AIM: Restate, word for word, all of the material shown below.

Figure dataset records:
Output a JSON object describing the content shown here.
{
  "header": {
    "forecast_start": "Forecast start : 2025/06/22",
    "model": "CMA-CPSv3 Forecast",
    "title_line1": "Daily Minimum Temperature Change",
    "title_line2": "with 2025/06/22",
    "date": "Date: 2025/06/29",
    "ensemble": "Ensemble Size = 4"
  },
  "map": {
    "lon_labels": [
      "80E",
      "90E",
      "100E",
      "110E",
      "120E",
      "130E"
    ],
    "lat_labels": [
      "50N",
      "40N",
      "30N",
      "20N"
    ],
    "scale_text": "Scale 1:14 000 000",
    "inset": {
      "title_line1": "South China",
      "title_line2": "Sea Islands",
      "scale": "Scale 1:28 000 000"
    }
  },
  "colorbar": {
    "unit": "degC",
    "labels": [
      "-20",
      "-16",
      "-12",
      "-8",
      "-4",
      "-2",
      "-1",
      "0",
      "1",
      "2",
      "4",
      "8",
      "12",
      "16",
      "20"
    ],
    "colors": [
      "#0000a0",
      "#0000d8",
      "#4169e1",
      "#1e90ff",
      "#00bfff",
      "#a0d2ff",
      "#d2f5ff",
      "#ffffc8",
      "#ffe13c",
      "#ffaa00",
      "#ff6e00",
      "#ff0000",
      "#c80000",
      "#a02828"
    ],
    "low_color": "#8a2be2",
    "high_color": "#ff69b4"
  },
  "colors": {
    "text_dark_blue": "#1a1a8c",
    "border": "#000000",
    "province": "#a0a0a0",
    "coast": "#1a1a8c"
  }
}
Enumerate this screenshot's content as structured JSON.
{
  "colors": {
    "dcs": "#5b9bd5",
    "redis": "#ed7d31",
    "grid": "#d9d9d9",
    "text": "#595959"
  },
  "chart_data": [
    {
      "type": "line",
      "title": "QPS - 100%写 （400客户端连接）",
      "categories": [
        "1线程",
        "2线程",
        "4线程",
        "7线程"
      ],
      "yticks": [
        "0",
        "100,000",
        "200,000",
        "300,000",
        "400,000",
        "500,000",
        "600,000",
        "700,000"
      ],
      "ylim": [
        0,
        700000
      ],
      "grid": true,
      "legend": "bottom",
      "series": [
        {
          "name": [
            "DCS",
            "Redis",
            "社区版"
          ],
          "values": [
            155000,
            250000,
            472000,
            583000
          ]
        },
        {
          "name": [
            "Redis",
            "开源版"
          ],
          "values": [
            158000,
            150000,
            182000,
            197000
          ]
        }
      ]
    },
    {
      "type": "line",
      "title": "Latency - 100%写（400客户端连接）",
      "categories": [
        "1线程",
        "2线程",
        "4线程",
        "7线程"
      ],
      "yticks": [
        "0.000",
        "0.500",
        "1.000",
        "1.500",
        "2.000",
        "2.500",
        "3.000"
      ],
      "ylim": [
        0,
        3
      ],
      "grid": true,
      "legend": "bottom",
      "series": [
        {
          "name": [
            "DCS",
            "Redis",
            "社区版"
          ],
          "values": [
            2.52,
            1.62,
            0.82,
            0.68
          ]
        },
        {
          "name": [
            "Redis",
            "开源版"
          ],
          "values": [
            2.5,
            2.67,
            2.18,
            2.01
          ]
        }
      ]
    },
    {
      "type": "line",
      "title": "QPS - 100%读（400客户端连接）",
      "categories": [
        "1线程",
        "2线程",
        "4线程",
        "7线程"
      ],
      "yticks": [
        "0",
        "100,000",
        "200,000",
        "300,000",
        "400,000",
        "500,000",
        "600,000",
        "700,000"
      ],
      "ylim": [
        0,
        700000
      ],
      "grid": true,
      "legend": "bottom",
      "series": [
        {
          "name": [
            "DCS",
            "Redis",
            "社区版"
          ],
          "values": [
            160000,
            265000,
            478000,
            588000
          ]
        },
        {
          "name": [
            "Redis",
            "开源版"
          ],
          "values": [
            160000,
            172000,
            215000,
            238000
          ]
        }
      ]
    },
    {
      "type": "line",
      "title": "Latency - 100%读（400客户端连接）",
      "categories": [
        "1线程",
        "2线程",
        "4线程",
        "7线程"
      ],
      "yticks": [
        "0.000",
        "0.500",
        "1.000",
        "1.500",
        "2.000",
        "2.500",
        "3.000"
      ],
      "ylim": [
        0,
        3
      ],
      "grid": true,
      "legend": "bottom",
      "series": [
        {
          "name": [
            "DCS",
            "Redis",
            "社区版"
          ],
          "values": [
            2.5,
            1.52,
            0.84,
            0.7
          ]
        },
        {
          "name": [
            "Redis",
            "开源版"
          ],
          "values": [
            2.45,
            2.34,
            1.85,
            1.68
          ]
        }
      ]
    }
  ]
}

RESULT FOR THIS EXERCISE:
Output a JSON object describing the content shown here.
{
  "header": {
    "forecast_start": "Forecast start : 2025/06/22",
    "model": "CMA-CPSv3 Forecast",
    "title_line1": "Daily Minimum Temperature Change",
    "title_line2": "with 2025/06/22",
    "date": "Date: 2025/06/29",
    "ensemble": "Ensemble Size = 4"
  },
  "map": {
    "lon_labels": [
      "80E",
      "90E",
      "100E",
      "110E",
      "120E",
      "130E"
    ],
    "lat_labels": [
      "50N",
      "40N",
      "30N",
      "20N"
    ],
    "scale_text": "Scale 1:14 000 000",
    "inset": {
      "title_line1": "South China",
      "title_line2": "Sea Islands",
      "scale": "Scale 1:28 000 000"
    }
  },
  "colorbar": {
    "unit": "degC",
    "labels": [
      "-20",
      "-16",
      "-12",
      "-8",
      "-4",
      "-2",
      "-1",
      "0",
      "1",
      "2",
      "4",
      "8",
      "12",
      "16",
      "20"
    ],
    "colors": [
      "#0000a0",
      "#0000d8",
      "#4169e1",
      "#1e90ff",
      "#00bfff",
      "#a0d2ff",
      "#d2f5ff",
      "#ffffc8",
      "#ffe13c",
      "#ffaa00",
      "#ff6e00",
      "#ff0000",
      "#c80000",
      "#a02828"
    ],
    "low_color": "#8a2be2",
    "high_color": "#ff69b4"
  },
  "colors": {
    "text_dark_blue": "#1a1a8c",
    "border": "#000000",
    "province": "#a0a0a0",
    "coast": "#1a1a8c"
  }
}
Enumerate this screenshot's content as structured JSON.
{
  "colors": {
    "dcs": "#5b9bd5",
    "redis": "#ed7d31",
    "grid": "#d9d9d9",
    "text": "#595959"
  },
  "chart_data": [
    {
      "type": "line",
      "title": "QPS - 100%写 （400客户端连接）",
      "categories": [
        "1线程",
        "2线程",
        "4线程",
        "7线程"
      ],
      "yticks": [
        "0",
        "100,000",
        "200,000",
        "300,000",
        "400,000",
        "500,000",
        "600,000",
        "700,000"
      ],
      "ylim": [
        0,
        700000
      ],
      "grid": true,
      "legend": "bottom",
      "series": [
        {
          "name": [
            "DCS",
            "Redis",
            "社区版"
          ],
          "values": [
            155000,
            250000,
            472000,
            583000
          ]
        },
        {
          "name": [
            "Redis",
            "开源版"
          ],
          "values": [
            158000,
            150000,
            182000,
            197000
          ]
        }
      ]
    },
    {
      "type": "line",
      "title": "Latency - 100%写（400客户端连接）",
      "categories": [
        "1线程",
        "2线程",
        "4线程",
        "7线程"
      ],
      "yticks": [
        "0.000",
        "0.500",
        "1.000",
        "1.500",
        "2.000",
        "2.500",
        "3.000"
      ],
      "ylim": [
        0,
        3
      ],
      "grid": true,
      "legend": "bottom",
      "series": [
        {
          "name": [
            "DCS",
            "Redis",
            "社区版"
          ],
          "values": [
            2.52,
            1.62,
            0.82,
            0.68
          ]
        },
        {
          "name": [
            "Redis",
            "开源版"
          ],
          "values": [
            2.5,
            2.67,
            2.18,
            2.01
          ]
        }
      ]
    },
    {
      "type": "line",
      "title": "QPS - 100%读（400客户端连接）",
      "categories": [
        "1线程",
        "2线程",
        "4线程",
        "7线程"
      ],
      "yticks": [
        "0",
        "100,000",
        "200,000",
        "300,000",
        "400,000",
        "500,000",
        "600,000",
        "700,000"
      ],
      "ylim": [
        0,
        700000
      ],
      "grid": true,
      "legend": "bottom",
      "series": [
        {
          "name": [
            "DCS",
            "Redis",
            "社区版"
          ],
          "values": [
            160000,
            265000,
            478000,
            588000
          ]
        },
        {
          "name": [
            "Redis",
            "开源版"
          ],
          "values": [
            160000,
            172000,
            215000,
            238000
          ]
        }
      ]
    },
    {
      "type": "line",
      "title": "Latency - 100%读（400客户端连接）",
      "categories": [
        "1线程",
        "2线程",
        "4线程",
        "7线程"
      ],
      "yticks": [
        "0.000",
        "0.500",
        "1.000",
        "1.500",
        "2.000",
        "2.500",
        "3.000"
      ],
      "ylim": [
        0,
        3
      ],
      "grid": true,
      "legend": "bottom",
      "series": [
        {
          "name": [
            "DCS",
            "Redis",
            "社区版"
          ],
          "values": [
            2.5,
            1.52,
            0.84,
            0.7
          ]
        },
        {
          "name": [
            "Redis",
            "开源版"
          ],
          "values": [
            2.45,
            2.34,
            1.85,
            1.68
          ]
        }
      ]
    }
  ]
}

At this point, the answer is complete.